Brief: Leave every picture out and write out the records below exactly.

Dataset records:
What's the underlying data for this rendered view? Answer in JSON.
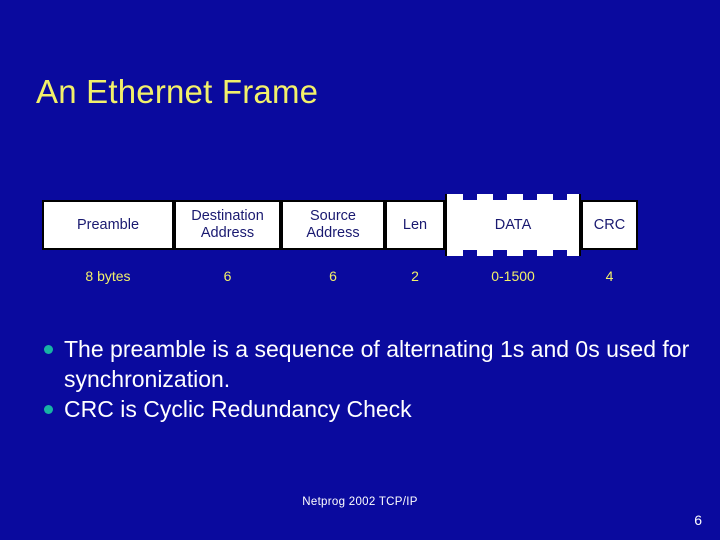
{
  "slide": {
    "title": "An Ethernet Frame",
    "background_color": "#0A0A9E",
    "title_color": "#F2F06A",
    "body_text_color": "#FFFFFF",
    "bullet_marker_color": "#18B2A4",
    "cell_fill_color": "#FFFFFF",
    "cell_text_color": "#191970",
    "cell_border_color": "#000000",
    "size_label_color": "#F2F06A"
  },
  "frame": {
    "fields": [
      {
        "name": "Preamble",
        "label": "Preamble",
        "size": "8 bytes",
        "variable_length": false
      },
      {
        "name": "Destination Address",
        "label": "Destination Address",
        "size": "6",
        "variable_length": false
      },
      {
        "name": "Source Address",
        "label": "Source Address",
        "size": "6",
        "variable_length": false
      },
      {
        "name": "Len",
        "label": "Len",
        "size": "2",
        "variable_length": false
      },
      {
        "name": "DATA",
        "label": "DATA",
        "size": "0-1500",
        "variable_length": true
      },
      {
        "name": "CRC",
        "label": "CRC",
        "size": "4",
        "variable_length": false
      }
    ]
  },
  "bullets": [
    {
      "text": "The preamble is a sequence of alternating 1s and 0s used for synchronization."
    },
    {
      "text": "CRC is Cyclic Redundancy Check"
    }
  ],
  "footer": {
    "note": "Netprog 2002  TCP/IP",
    "page_number": "6"
  }
}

Task response:
What's the underlying data for this rendered view? Answer in JSON.
{
  "slide": {
    "title": "An Ethernet Frame",
    "background_color": "#0A0A9E",
    "title_color": "#F2F06A",
    "body_text_color": "#FFFFFF",
    "bullet_marker_color": "#18B2A4",
    "cell_fill_color": "#FFFFFF",
    "cell_text_color": "#191970",
    "cell_border_color": "#000000",
    "size_label_color": "#F2F06A"
  },
  "frame": {
    "fields": [
      {
        "name": "Preamble",
        "label": "Preamble",
        "size": "8 bytes",
        "variable_length": false
      },
      {
        "name": "Destination Address",
        "label": "Destination Address",
        "size": "6",
        "variable_length": false
      },
      {
        "name": "Source Address",
        "label": "Source Address",
        "size": "6",
        "variable_length": false
      },
      {
        "name": "Len",
        "label": "Len",
        "size": "2",
        "variable_length": false
      },
      {
        "name": "DATA",
        "label": "DATA",
        "size": "0-1500",
        "variable_length": true
      },
      {
        "name": "CRC",
        "label": "CRC",
        "size": "4",
        "variable_length": false
      }
    ]
  },
  "bullets": [
    {
      "text": "The preamble is a sequence of alternating 1s and 0s used for synchronization."
    },
    {
      "text": "CRC is Cyclic Redundancy Check"
    }
  ],
  "footer": {
    "note": "Netprog 2002  TCP/IP",
    "page_number": "6"
  }
}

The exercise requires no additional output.